→ Provided material:
****************************************
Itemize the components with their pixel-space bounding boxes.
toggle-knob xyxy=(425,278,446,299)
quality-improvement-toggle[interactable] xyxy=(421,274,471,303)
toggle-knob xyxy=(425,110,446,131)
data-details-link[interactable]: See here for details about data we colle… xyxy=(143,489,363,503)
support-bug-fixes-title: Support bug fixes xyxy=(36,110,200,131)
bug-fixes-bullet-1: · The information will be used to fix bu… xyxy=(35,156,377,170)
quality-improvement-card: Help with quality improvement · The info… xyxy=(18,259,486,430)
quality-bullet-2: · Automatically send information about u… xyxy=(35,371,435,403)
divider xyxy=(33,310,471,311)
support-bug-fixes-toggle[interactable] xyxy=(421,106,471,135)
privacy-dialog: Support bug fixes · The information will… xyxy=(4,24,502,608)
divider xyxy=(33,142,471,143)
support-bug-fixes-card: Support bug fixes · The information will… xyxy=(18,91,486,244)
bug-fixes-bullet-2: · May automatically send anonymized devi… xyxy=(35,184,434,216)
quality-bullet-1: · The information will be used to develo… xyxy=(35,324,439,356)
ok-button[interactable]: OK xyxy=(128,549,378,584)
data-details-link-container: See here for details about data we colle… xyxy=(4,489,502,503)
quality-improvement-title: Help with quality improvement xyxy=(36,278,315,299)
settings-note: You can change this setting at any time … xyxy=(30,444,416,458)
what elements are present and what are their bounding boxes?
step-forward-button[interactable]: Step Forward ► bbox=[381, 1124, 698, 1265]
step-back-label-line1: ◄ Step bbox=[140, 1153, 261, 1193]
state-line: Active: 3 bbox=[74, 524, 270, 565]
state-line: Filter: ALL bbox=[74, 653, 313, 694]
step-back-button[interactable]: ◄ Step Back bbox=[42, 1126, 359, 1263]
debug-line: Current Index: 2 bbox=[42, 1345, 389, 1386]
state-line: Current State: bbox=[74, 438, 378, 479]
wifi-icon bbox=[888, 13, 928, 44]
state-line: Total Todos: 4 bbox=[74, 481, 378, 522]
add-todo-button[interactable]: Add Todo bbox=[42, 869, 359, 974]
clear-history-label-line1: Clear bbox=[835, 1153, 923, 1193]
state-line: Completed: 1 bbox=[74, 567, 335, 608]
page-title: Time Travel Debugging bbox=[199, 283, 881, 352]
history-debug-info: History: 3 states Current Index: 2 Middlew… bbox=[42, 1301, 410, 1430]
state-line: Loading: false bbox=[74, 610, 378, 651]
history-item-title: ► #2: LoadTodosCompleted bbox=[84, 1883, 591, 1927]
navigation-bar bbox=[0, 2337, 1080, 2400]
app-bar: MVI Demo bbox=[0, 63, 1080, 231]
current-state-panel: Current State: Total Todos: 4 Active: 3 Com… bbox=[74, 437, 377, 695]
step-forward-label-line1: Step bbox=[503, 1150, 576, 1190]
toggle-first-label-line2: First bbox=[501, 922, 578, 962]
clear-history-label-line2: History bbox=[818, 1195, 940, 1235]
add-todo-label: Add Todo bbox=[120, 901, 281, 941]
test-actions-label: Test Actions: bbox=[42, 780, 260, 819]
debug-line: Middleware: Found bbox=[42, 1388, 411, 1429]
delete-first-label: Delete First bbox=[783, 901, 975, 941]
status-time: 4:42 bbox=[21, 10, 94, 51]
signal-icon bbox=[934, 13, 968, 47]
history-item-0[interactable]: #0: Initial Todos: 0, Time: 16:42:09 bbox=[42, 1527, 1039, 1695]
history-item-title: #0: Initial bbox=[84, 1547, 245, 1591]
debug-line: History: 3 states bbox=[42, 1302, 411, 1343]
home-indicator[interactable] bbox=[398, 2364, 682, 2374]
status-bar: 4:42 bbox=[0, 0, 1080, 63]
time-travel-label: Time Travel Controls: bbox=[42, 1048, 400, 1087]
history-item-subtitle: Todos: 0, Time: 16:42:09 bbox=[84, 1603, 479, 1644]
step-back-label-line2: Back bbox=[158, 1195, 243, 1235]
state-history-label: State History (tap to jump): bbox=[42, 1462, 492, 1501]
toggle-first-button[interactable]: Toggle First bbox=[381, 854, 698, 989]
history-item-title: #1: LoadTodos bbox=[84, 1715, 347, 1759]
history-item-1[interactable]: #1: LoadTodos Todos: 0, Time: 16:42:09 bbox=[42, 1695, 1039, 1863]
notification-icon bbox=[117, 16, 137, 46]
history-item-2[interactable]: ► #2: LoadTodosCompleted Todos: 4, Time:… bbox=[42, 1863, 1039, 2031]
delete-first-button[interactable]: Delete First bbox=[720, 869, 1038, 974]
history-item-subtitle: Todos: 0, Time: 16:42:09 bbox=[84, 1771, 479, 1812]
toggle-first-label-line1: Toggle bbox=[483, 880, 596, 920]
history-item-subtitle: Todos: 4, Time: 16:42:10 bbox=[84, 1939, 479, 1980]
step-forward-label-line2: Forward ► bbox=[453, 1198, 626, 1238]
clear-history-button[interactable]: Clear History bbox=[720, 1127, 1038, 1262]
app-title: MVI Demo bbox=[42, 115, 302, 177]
****************************************
→ Work to do: Turn the rows above, from the start through the line that contains "data-details-link[interactable]: See here", inclusive, into a Markdown table with the columns No. and Text, leaving out any blank lines.

→ Task answer:
| No. | Text |
|---|---|
| 1 | Itemize the components with their pixel-space bounding boxes. |
| 2 | toggle-knob xyxy=(425,278,446,299) |
| 3 | quality-improvement-toggle[interactable] xyxy=(421,274,471,303) |
| 4 | toggle-knob xyxy=(425,110,446,131) |
| 5 | data-details-link[interactable]: See here for details about data we colle… xyxy=(143,489,363,503) |